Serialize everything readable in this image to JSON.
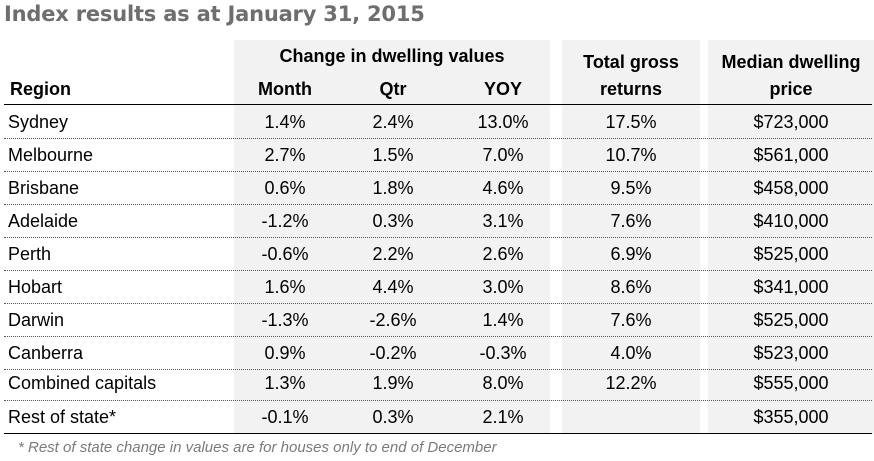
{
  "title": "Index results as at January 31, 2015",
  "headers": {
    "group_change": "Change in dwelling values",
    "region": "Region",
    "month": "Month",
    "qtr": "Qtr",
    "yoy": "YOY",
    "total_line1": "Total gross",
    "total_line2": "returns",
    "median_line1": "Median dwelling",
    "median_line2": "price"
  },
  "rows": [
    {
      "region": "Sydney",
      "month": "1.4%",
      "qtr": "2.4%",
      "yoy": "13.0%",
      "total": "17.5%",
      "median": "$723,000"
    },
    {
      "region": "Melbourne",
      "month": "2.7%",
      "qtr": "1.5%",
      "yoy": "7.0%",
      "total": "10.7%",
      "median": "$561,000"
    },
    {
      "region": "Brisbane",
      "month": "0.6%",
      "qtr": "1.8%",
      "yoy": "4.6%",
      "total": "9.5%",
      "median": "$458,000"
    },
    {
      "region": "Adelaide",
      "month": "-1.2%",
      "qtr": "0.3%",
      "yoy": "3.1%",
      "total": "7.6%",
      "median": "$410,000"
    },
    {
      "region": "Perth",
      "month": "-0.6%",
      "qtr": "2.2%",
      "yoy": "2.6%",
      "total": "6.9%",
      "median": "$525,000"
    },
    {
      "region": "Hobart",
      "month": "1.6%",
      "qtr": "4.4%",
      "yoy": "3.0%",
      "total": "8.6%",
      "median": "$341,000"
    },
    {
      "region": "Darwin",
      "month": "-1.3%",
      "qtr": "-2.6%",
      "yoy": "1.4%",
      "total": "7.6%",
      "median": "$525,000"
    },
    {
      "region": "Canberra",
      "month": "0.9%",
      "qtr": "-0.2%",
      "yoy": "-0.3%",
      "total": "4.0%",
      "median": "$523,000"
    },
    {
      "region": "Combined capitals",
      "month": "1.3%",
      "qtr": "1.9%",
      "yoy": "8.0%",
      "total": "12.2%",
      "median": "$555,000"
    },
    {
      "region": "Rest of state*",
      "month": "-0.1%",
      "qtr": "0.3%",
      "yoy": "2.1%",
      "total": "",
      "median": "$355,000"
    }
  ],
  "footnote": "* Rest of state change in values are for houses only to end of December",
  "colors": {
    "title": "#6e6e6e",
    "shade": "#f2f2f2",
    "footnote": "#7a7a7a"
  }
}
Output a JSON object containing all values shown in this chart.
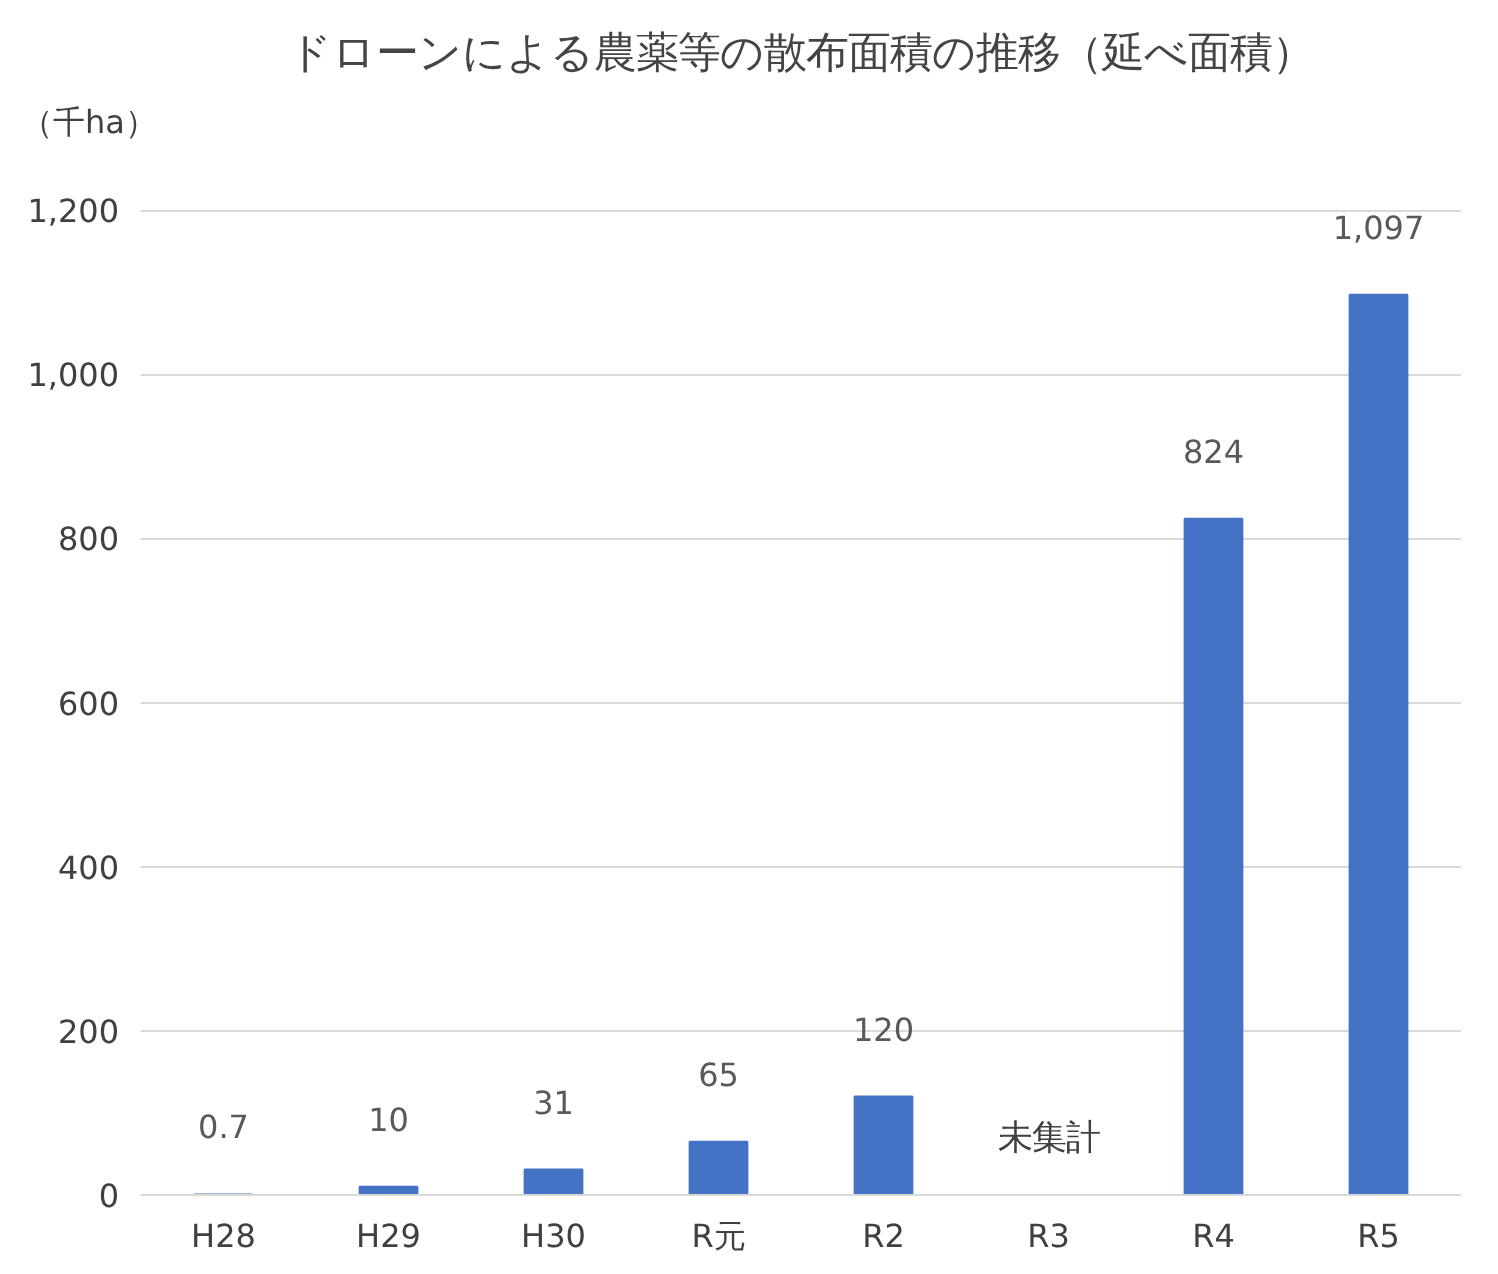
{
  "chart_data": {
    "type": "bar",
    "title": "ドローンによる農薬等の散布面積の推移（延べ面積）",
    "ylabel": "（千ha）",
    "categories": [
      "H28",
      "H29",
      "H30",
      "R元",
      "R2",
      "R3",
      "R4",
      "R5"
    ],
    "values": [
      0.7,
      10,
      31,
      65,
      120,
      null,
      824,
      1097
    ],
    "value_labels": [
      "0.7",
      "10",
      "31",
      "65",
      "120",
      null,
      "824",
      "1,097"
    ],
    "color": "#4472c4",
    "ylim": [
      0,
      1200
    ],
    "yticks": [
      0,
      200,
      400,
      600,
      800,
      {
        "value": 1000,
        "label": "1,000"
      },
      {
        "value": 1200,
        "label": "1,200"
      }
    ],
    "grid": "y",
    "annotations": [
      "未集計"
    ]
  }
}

·····

# YOUR OBJECTIVE
Show the lines of the data that hold the word "title".

# CORRECT OUTPUT
  "title": "Index results as at January 31, 2015",
    "title": "#6e6e6e",
    "title": "ドローンによる農薬等の散布面積の推移（延べ面積）",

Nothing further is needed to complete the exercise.